:: EXCERTO FORNECIDO ::
Tabanca Grande Luís Graça disse...

Pois é, Valdemar, as nossas santas mãezinhas lá arranjavam maneira de não morrerem de dor:
- Meu filho, não és mais do que os outros... Se até os filhos dos ricos vão, o que á gente, pobrezinha, pode fazer ?

Era o "fatum", era o fado, era o destino!...

A minha também rezava o tercinho, todos os dias, por mim... Uma santinha que já lá está ao pé das outras santinhas como a tua.

Anónimo disse...

Pois vou voltar ao mesmo assunto. Isto é assim:
Não queria esta exposição, mas tem de ser assim.
Quando eu fui mobilizado em 10 de agosto de 67, estava no BC10 em Chaves, mas tinha-me desenfiado, mais uma vez, e andaram à minha procura vários dias, até que o Comandante do BC10 consegue falar para minha casa, e avisar que eu andava a ser procurado, e que tinha sido mobilizado para a Guiné, teria de me apresentar em Chaves nesse dia, e lá me deram a Guia de Marcha para o CIM de Santa Margarida.
:::
:: INFORMAÇÃO APRESENTADA ::
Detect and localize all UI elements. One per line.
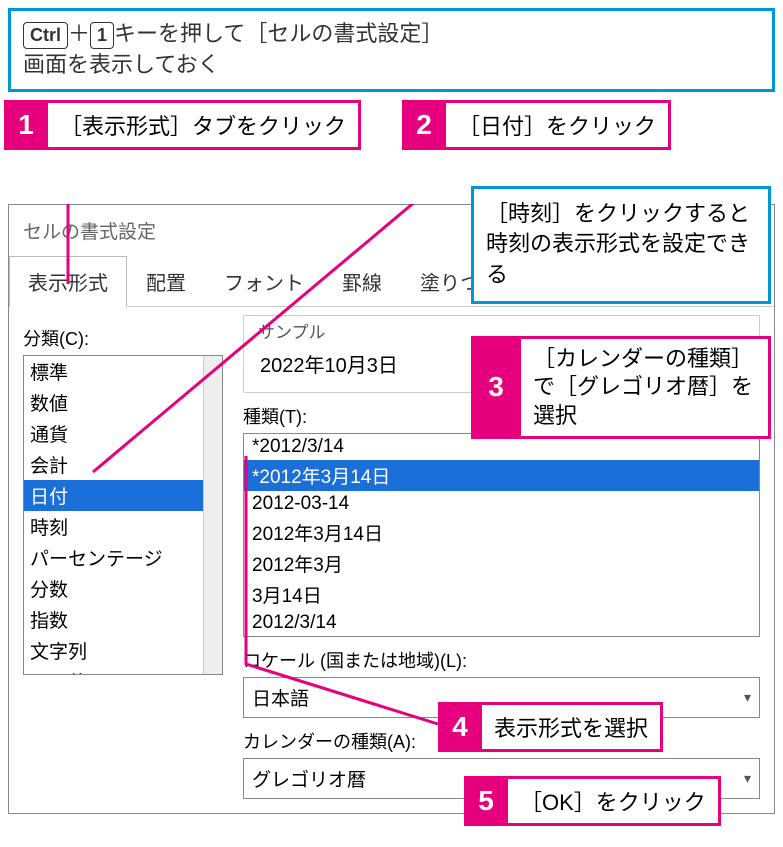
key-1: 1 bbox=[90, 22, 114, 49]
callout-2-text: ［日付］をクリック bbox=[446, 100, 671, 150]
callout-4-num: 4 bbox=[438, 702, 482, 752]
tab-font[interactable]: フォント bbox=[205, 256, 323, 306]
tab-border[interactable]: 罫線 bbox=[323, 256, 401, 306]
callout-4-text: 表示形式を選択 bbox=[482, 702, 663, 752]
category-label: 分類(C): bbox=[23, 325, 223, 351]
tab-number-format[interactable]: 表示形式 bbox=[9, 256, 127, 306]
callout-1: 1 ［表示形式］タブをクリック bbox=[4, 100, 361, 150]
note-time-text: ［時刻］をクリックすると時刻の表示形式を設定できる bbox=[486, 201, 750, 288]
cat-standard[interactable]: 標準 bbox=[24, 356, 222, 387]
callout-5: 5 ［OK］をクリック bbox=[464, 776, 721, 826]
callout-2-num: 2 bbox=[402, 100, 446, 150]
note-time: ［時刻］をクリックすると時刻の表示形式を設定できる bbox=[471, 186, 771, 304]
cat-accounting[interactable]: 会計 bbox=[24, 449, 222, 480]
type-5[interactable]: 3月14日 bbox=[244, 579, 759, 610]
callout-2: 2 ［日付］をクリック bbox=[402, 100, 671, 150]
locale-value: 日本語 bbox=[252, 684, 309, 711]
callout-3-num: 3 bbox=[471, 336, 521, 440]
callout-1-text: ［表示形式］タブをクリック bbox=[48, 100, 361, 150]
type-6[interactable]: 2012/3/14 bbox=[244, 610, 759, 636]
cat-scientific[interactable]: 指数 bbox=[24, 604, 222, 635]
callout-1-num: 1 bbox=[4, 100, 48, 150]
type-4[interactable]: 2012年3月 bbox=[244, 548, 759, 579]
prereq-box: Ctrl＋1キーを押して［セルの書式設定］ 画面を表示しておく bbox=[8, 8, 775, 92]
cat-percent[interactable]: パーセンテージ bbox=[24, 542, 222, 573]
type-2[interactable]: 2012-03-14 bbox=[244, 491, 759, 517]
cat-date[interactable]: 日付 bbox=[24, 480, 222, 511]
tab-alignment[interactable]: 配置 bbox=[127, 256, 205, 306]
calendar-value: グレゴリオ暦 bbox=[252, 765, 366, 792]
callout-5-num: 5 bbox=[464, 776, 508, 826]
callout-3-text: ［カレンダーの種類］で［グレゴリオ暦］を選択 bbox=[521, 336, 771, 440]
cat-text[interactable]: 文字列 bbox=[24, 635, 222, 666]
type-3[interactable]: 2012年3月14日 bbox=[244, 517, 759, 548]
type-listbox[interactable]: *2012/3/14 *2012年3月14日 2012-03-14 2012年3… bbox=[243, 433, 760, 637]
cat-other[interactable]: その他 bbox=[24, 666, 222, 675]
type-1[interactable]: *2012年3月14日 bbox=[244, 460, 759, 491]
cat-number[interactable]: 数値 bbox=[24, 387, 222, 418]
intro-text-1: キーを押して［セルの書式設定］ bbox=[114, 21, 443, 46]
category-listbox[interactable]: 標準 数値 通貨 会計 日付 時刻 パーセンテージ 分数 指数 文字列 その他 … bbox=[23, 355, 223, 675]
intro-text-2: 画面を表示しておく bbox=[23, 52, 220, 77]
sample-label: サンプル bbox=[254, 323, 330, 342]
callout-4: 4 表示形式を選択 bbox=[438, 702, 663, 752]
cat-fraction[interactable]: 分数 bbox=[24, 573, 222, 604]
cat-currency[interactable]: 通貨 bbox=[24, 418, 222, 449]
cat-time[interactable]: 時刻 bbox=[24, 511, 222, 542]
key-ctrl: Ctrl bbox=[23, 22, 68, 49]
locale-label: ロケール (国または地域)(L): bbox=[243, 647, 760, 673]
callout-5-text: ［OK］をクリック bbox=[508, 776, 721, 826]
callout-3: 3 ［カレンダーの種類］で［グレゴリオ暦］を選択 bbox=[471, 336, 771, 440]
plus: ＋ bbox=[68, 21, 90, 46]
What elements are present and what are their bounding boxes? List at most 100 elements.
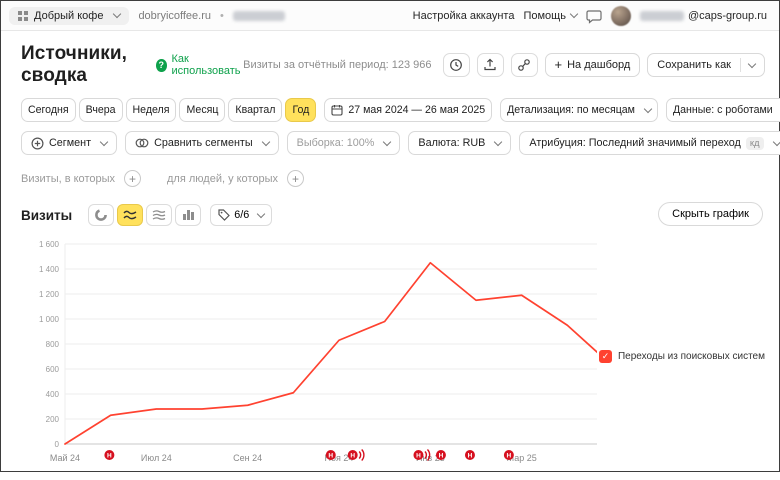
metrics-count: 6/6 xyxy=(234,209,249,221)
:::
PROBLEMAS A RESOLVER:
**a)** Segundo o excerto, em que data foi mobilizado quem assina como Anónimo?
**b)** Transcreva do excerto, sem qualquer alteração, o trecho que vai de "Quando eu fui" até "de Santa Margarida.".
Os registos não têm qualquer papel aqui.

AS RESPOSTAS:
**a)** Em 10 de agosto de 67.

**b)**
Quando eu fui mobilizado em 10 de agosto de 67, estava no BC10 em Chaves, mas tinha-me desenfiado, mais uma vez, e andaram à minha procura vários dias, até que o Comandante do BC10 consegue falar para minha casa, e avisar que eu andava a ser procurado, e que tinha sido mobilizado para a Guiné, teria de me apresentar em Chaves nesse dia, e lá me deram a Guia de Marcha para o CIM de Santa Margarida.